Stated exercise: Set down each record below precisely, skipping the pictures.

Data lines:
=======
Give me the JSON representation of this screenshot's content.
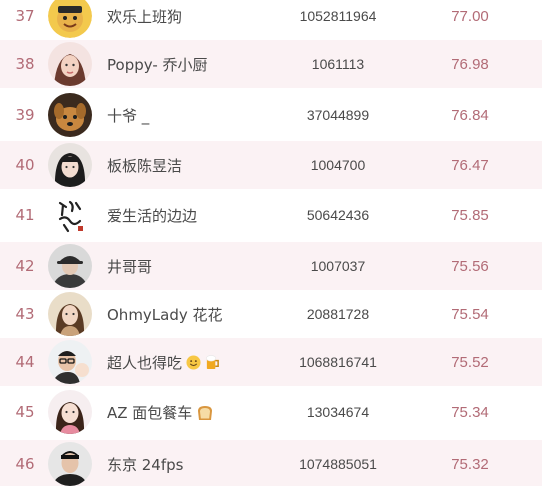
{
  "colors": {
    "rank_and_score": "#b26b76",
    "stripe": "#fbf2f4",
    "text": "#4a4a4a"
  },
  "rows": [
    {
      "rank": "37",
      "name": "欢乐上班狗",
      "id": "1052811964",
      "score": "77.00",
      "avatar_icon": "cartoon-dog-avatar-icon",
      "emoji": []
    },
    {
      "rank": "38",
      "name": "Poppy- 乔小厨",
      "id": "1061113",
      "score": "76.98",
      "avatar_icon": "woman-portrait-avatar-icon",
      "emoji": []
    },
    {
      "rank": "39",
      "name": "十爷 _",
      "id": "37044899",
      "score": "76.84",
      "avatar_icon": "dog-photo-avatar-icon",
      "emoji": []
    },
    {
      "rank": "40",
      "name": "板板陈昱洁",
      "id": "1004700",
      "score": "76.47",
      "avatar_icon": "woman-dark-hair-avatar-icon",
      "emoji": []
    },
    {
      "rank": "41",
      "name": "爱生活的边边",
      "id": "50642436",
      "score": "75.85",
      "avatar_icon": "calligraphy-logo-avatar-icon",
      "emoji": []
    },
    {
      "rank": "42",
      "name": "井哥哥",
      "id": "1007037",
      "score": "75.56",
      "avatar_icon": "person-hat-avatar-icon",
      "emoji": []
    },
    {
      "rank": "43",
      "name": "OhmyLady 花花",
      "id": "20881728",
      "score": "75.54",
      "avatar_icon": "woman-long-hair-avatar-icon",
      "emoji": []
    },
    {
      "rank": "44",
      "name": "超人也得吃",
      "id": "1068816741",
      "score": "75.52",
      "avatar_icon": "man-glasses-avatar-icon",
      "emoji": [
        "smiling-face-emoji-icon",
        "beer-mug-emoji-icon"
      ]
    },
    {
      "rank": "45",
      "name": "AZ 面包餐车",
      "id": "13034674",
      "score": "75.34",
      "avatar_icon": "girl-portrait-avatar-icon",
      "emoji": [
        "bread-emoji-icon"
      ]
    },
    {
      "rank": "46",
      "name": "东京 24fps",
      "id": "1074885051",
      "score": "75.32",
      "avatar_icon": "man-portrait-avatar-icon",
      "emoji": []
    }
  ]
}
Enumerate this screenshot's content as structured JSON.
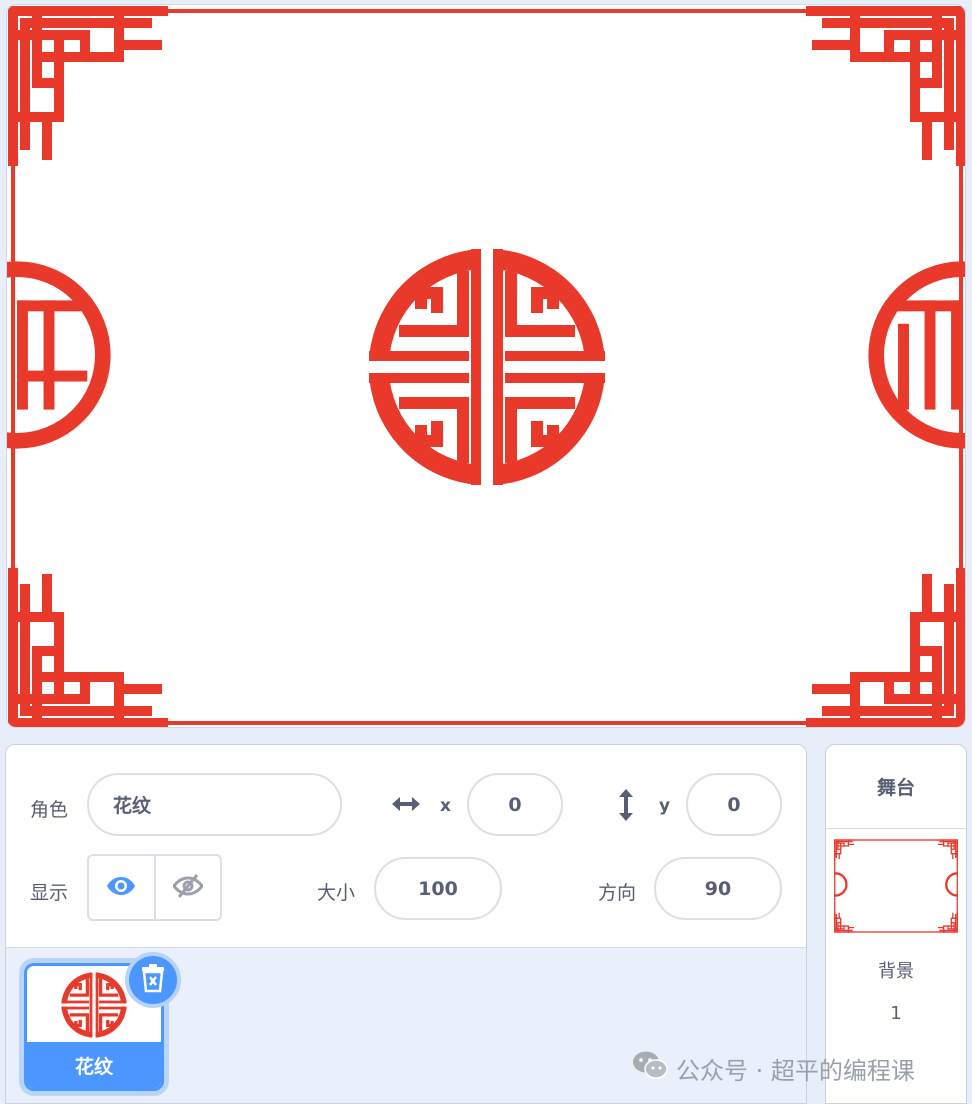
{
  "sprite": {
    "label": "角色",
    "name": "花纹",
    "x_axis": "x",
    "x_value": "0",
    "y_axis": "y",
    "y_value": "0",
    "show_label": "显示",
    "size_label": "大小",
    "size_value": "100",
    "direction_label": "方向",
    "direction_value": "90"
  },
  "sprite_list": [
    {
      "name": "花纹",
      "selected": true
    }
  ],
  "stage_panel": {
    "title": "舞台",
    "backdrop_label": "背景",
    "backdrop_count": "1"
  },
  "watermark": {
    "text": "公众号 · 超平的编程课",
    "icon": "wechat-icon"
  },
  "colors": {
    "pattern_red": "#e8392b",
    "accent_blue": "#4c97ff",
    "text": "#575e75",
    "panel_bg": "#e9f0fb"
  }
}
=======
Task output:
Give me the JSON representation of this screenshot's content.
{
  "colors": {
    "rank_and_score": "#b26b76",
    "stripe": "#fbf2f4",
    "text": "#4a4a4a"
  },
  "rows": [
    {
      "rank": "37",
      "name": "欢乐上班狗",
      "id": "1052811964",
      "score": "77.00",
      "avatar_icon": "cartoon-dog-avatar-icon",
      "emoji": []
    },
    {
      "rank": "38",
      "name": "Poppy- 乔小厨",
      "id": "1061113",
      "score": "76.98",
      "avatar_icon": "woman-portrait-avatar-icon",
      "emoji": []
    },
    {
      "rank": "39",
      "name": "十爷 _",
      "id": "37044899",
      "score": "76.84",
      "avatar_icon": "dog-photo-avatar-icon",
      "emoji": []
    },
    {
      "rank": "40",
      "name": "板板陈昱洁",
      "id": "1004700",
      "score": "76.47",
      "avatar_icon": "woman-dark-hair-avatar-icon",
      "emoji": []
    },
    {
      "rank": "41",
      "name": "爱生活的边边",
      "id": "50642436",
      "score": "75.85",
      "avatar_icon": "calligraphy-logo-avatar-icon",
      "emoji": []
    },
    {
      "rank": "42",
      "name": "井哥哥",
      "id": "1007037",
      "score": "75.56",
      "avatar_icon": "person-hat-avatar-icon",
      "emoji": []
    },
    {
      "rank": "43",
      "name": "OhmyLady 花花",
      "id": "20881728",
      "score": "75.54",
      "avatar_icon": "woman-long-hair-avatar-icon",
      "emoji": []
    },
    {
      "rank": "44",
      "name": "超人也得吃",
      "id": "1068816741",
      "score": "75.52",
      "avatar_icon": "man-glasses-avatar-icon",
      "emoji": [
        "smiling-face-emoji-icon",
        "beer-mug-emoji-icon"
      ]
    },
    {
      "rank": "45",
      "name": "AZ 面包餐车",
      "id": "13034674",
      "score": "75.34",
      "avatar_icon": "girl-portrait-avatar-icon",
      "emoji": [
        "bread-emoji-icon"
      ]
    },
    {
      "rank": "46",
      "name": "东京 24fps",
      "id": "1074885051",
      "score": "75.32",
      "avatar_icon": "man-portrait-avatar-icon",
      "emoji": []
    }
  ]
}
Enumerate this screenshot's content as structured JSON.
{
  "sprite": {
    "label": "角色",
    "name": "花纹",
    "x_axis": "x",
    "x_value": "0",
    "y_axis": "y",
    "y_value": "0",
    "show_label": "显示",
    "size_label": "大小",
    "size_value": "100",
    "direction_label": "方向",
    "direction_value": "90"
  },
  "sprite_list": [
    {
      "name": "花纹",
      "selected": true
    }
  ],
  "stage_panel": {
    "title": "舞台",
    "backdrop_label": "背景",
    "backdrop_count": "1"
  },
  "watermark": {
    "text": "公众号 · 超平的编程课",
    "icon": "wechat-icon"
  },
  "colors": {
    "pattern_red": "#e8392b",
    "accent_blue": "#4c97ff",
    "text": "#575e75",
    "panel_bg": "#e9f0fb"
  }
}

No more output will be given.